**PROBLEM REQUIREMENTS:**
Repeat every line of the following records word for word, in the same order.

**WORKING DATA:**
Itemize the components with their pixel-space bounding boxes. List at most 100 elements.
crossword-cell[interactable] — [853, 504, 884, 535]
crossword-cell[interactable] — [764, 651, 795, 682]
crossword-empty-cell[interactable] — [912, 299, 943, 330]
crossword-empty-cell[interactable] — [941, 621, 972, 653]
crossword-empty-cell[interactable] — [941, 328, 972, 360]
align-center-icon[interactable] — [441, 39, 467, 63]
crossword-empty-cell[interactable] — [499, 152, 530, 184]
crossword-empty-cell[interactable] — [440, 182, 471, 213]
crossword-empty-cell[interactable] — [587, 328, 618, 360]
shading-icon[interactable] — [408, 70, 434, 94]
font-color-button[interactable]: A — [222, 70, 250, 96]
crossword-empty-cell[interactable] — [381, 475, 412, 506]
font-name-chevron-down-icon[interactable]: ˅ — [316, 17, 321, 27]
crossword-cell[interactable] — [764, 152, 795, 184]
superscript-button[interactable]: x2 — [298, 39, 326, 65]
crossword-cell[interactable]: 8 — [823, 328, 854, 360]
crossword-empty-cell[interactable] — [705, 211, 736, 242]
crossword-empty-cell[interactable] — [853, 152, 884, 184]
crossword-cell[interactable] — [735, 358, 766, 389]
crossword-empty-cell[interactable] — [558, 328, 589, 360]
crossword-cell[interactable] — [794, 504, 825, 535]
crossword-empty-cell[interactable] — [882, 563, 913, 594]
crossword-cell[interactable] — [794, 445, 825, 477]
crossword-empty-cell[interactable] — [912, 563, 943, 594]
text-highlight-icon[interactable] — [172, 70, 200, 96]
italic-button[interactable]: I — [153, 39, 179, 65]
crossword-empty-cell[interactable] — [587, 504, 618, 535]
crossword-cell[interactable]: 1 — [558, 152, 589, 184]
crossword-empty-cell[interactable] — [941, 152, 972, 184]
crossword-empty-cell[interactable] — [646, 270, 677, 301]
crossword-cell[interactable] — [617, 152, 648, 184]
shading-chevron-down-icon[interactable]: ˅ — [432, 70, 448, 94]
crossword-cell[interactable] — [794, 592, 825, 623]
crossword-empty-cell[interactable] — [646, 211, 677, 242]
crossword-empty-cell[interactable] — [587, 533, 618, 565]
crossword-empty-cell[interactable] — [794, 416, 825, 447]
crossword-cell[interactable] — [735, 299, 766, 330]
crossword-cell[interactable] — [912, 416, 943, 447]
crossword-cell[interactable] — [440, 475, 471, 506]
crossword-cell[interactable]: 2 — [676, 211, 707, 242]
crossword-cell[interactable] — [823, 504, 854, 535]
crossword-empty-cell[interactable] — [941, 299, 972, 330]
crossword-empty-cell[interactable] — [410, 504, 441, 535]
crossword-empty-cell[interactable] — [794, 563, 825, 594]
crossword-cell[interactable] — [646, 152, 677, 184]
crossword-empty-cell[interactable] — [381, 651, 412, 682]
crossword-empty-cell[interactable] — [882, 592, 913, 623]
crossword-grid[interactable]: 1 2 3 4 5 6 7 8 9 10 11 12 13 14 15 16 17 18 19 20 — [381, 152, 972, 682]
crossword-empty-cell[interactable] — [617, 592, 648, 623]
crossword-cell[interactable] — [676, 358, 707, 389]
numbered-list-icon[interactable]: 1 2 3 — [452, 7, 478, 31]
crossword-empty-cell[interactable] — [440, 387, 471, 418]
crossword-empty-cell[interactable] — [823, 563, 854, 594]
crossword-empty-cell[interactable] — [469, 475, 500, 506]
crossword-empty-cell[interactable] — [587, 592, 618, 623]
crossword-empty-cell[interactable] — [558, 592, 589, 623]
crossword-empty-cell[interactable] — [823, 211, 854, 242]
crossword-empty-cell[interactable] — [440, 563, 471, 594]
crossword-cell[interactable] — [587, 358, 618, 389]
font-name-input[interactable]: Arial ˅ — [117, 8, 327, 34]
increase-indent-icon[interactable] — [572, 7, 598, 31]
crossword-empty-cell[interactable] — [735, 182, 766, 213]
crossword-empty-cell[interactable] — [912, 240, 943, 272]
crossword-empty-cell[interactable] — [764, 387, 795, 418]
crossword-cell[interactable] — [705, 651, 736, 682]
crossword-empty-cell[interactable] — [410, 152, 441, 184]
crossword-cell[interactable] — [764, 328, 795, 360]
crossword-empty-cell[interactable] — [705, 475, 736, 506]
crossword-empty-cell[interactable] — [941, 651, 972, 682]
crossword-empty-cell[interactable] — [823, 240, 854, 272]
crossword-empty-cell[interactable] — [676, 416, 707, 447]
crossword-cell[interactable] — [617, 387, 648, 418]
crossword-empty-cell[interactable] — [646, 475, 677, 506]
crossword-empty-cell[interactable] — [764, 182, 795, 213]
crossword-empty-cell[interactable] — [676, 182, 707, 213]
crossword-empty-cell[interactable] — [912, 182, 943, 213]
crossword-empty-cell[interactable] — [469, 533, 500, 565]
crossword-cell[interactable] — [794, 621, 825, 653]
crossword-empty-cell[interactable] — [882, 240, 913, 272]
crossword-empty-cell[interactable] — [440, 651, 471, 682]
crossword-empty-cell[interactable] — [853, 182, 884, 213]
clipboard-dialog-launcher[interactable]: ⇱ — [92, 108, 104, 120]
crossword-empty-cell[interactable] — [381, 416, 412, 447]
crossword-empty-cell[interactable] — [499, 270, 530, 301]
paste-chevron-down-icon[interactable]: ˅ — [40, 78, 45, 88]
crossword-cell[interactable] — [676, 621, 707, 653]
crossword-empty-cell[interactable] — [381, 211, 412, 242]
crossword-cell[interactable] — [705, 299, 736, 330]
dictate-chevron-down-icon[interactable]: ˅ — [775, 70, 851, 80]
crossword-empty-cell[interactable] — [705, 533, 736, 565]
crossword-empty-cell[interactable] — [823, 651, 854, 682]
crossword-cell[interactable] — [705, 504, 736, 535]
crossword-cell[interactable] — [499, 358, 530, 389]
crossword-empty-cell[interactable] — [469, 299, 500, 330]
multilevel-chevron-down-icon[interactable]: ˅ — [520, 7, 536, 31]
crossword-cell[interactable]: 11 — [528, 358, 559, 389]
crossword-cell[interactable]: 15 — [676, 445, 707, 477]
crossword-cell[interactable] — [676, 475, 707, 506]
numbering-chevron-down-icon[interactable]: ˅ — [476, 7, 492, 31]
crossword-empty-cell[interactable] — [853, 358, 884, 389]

**EXERCISE RESULT:**
Itemize the components with their pixel-space bounding boxes. List at most 100 elements.
crossword-cell[interactable] — [853, 504, 884, 535]
crossword-cell[interactable] — [764, 651, 795, 682]
crossword-empty-cell[interactable] — [912, 299, 943, 330]
crossword-empty-cell[interactable] — [941, 621, 972, 653]
crossword-empty-cell[interactable] — [941, 328, 972, 360]
align-center-icon[interactable] — [441, 39, 467, 63]
crossword-empty-cell[interactable] — [499, 152, 530, 184]
crossword-empty-cell[interactable] — [440, 182, 471, 213]
crossword-empty-cell[interactable] — [587, 328, 618, 360]
shading-icon[interactable] — [408, 70, 434, 94]
font-color-button[interactable]: A — [222, 70, 250, 96]
crossword-empty-cell[interactable] — [381, 475, 412, 506]
font-name-chevron-down-icon[interactable]: ˅ — [316, 17, 321, 27]
crossword-cell[interactable] — [764, 152, 795, 184]
superscript-button[interactable]: x2 — [298, 39, 326, 65]
crossword-cell[interactable]: 8 — [823, 328, 854, 360]
crossword-empty-cell[interactable] — [705, 211, 736, 242]
crossword-empty-cell[interactable] — [853, 152, 884, 184]
crossword-cell[interactable] — [735, 358, 766, 389]
crossword-empty-cell[interactable] — [558, 328, 589, 360]
crossword-cell[interactable] — [794, 504, 825, 535]
crossword-empty-cell[interactable] — [882, 563, 913, 594]
crossword-cell[interactable] — [794, 445, 825, 477]
crossword-empty-cell[interactable] — [912, 563, 943, 594]
text-highlight-icon[interactable] — [172, 70, 200, 96]
italic-button[interactable]: I — [153, 39, 179, 65]
crossword-empty-cell[interactable] — [587, 504, 618, 535]
crossword-cell[interactable]: 1 — [558, 152, 589, 184]
crossword-empty-cell[interactable] — [941, 152, 972, 184]
crossword-empty-cell[interactable] — [646, 270, 677, 301]
crossword-cell[interactable] — [617, 152, 648, 184]
shading-chevron-down-icon[interactable]: ˅ — [432, 70, 448, 94]
crossword-cell[interactable] — [794, 592, 825, 623]
crossword-empty-cell[interactable] — [646, 211, 677, 242]
crossword-empty-cell[interactable] — [587, 533, 618, 565]
crossword-empty-cell[interactable] — [794, 416, 825, 447]
crossword-cell[interactable] — [735, 299, 766, 330]
crossword-cell[interactable] — [912, 416, 943, 447]
crossword-cell[interactable] — [440, 475, 471, 506]
crossword-cell[interactable]: 2 — [676, 211, 707, 242]
crossword-cell[interactable] — [823, 504, 854, 535]
crossword-empty-cell[interactable] — [941, 299, 972, 330]
crossword-empty-cell[interactable] — [410, 504, 441, 535]
crossword-empty-cell[interactable] — [794, 563, 825, 594]
crossword-cell[interactable] — [646, 152, 677, 184]
crossword-empty-cell[interactable] — [381, 651, 412, 682]
crossword-empty-cell[interactable] — [882, 592, 913, 623]
crossword-grid[interactable]: 1 2 3 4 5 6 7 8 9 10 11 12 13 14 15 16 17 18 19 20 — [381, 152, 972, 682]
crossword-empty-cell[interactable] — [617, 592, 648, 623]
crossword-cell[interactable] — [676, 358, 707, 389]
numbered-list-icon[interactable]: 1 2 3 — [452, 7, 478, 31]
crossword-empty-cell[interactable] — [440, 387, 471, 418]
crossword-empty-cell[interactable] — [823, 563, 854, 594]
crossword-empty-cell[interactable] — [469, 475, 500, 506]
crossword-empty-cell[interactable] — [587, 592, 618, 623]
crossword-empty-cell[interactable] — [558, 592, 589, 623]
crossword-empty-cell[interactable] — [823, 211, 854, 242]
crossword-empty-cell[interactable] — [440, 563, 471, 594]
crossword-cell[interactable] — [587, 358, 618, 389]
font-name-input[interactable]: Arial ˅ — [117, 8, 327, 34]
increase-indent-icon[interactable] — [572, 7, 598, 31]
crossword-empty-cell[interactable] — [735, 182, 766, 213]
crossword-empty-cell[interactable] — [912, 240, 943, 272]
crossword-empty-cell[interactable] — [764, 387, 795, 418]
crossword-cell[interactable] — [705, 651, 736, 682]
crossword-empty-cell[interactable] — [410, 152, 441, 184]
crossword-cell[interactable] — [764, 328, 795, 360]
crossword-empty-cell[interactable] — [705, 475, 736, 506]
crossword-empty-cell[interactable] — [941, 651, 972, 682]
crossword-empty-cell[interactable] — [823, 240, 854, 272]
crossword-empty-cell[interactable] — [676, 416, 707, 447]
crossword-cell[interactable] — [617, 387, 648, 418]
crossword-empty-cell[interactable] — [646, 475, 677, 506]
crossword-empty-cell[interactable] — [764, 182, 795, 213]
crossword-empty-cell[interactable] — [676, 182, 707, 213]
crossword-empty-cell[interactable] — [912, 182, 943, 213]
crossword-empty-cell[interactable] — [469, 533, 500, 565]
crossword-cell[interactable] — [794, 621, 825, 653]
crossword-empty-cell[interactable] — [882, 240, 913, 272]
crossword-empty-cell[interactable] — [440, 651, 471, 682]
crossword-empty-cell[interactable] — [853, 182, 884, 213]
clipboard-dialog-launcher[interactable]: ⇱ — [92, 108, 104, 120]
crossword-empty-cell[interactable] — [381, 416, 412, 447]
crossword-empty-cell[interactable] — [499, 270, 530, 301]
paste-chevron-down-icon[interactable]: ˅ — [40, 78, 45, 88]
crossword-cell[interactable] — [676, 621, 707, 653]
crossword-empty-cell[interactable] — [381, 211, 412, 242]
crossword-cell[interactable] — [705, 299, 736, 330]
dictate-chevron-down-icon[interactable]: ˅ — [775, 70, 851, 80]
crossword-empty-cell[interactable] — [705, 533, 736, 565]
crossword-empty-cell[interactable] — [823, 651, 854, 682]
crossword-cell[interactable] — [705, 504, 736, 535]
crossword-cell[interactable] — [499, 358, 530, 389]
crossword-empty-cell[interactable] — [469, 299, 500, 330]
multilevel-chevron-down-icon[interactable]: ˅ — [520, 7, 536, 31]
crossword-cell[interactable]: 11 — [528, 358, 559, 389]
crossword-cell[interactable]: 15 — [676, 445, 707, 477]
crossword-cell[interactable] — [676, 475, 707, 506]
numbering-chevron-down-icon[interactable]: ˅ — [476, 7, 492, 31]
crossword-empty-cell[interactable] — [853, 358, 884, 389]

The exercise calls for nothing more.